:: Brief ::
What is the number of lines in the entries below that include the word "icon"? Provide the number only.

:: Stored data entries ::
========================
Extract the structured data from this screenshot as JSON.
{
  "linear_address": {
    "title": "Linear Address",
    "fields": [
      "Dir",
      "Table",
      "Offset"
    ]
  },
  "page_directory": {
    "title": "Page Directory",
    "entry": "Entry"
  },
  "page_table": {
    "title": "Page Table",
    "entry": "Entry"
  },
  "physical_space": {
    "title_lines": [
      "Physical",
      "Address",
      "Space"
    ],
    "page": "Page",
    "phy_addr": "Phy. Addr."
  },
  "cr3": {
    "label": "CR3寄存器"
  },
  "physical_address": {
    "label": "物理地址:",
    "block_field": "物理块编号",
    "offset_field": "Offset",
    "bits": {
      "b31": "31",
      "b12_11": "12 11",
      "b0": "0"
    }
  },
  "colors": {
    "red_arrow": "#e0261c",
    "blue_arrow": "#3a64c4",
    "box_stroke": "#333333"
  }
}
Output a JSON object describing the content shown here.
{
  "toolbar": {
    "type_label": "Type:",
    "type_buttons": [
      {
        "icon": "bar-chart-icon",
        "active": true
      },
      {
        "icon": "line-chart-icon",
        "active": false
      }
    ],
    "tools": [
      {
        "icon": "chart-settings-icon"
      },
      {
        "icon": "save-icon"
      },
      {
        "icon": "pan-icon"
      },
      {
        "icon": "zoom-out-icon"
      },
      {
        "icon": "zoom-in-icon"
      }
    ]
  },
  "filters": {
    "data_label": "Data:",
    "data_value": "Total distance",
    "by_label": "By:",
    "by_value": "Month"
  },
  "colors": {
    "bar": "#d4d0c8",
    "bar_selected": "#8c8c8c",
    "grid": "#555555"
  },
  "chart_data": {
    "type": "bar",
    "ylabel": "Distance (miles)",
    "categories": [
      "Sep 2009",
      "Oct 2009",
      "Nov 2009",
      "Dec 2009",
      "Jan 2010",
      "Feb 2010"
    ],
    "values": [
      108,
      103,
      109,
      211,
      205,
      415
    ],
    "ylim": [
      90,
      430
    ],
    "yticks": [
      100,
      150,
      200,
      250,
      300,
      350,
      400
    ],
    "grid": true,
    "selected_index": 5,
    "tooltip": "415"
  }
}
========================
:: Answer to this problem ::
7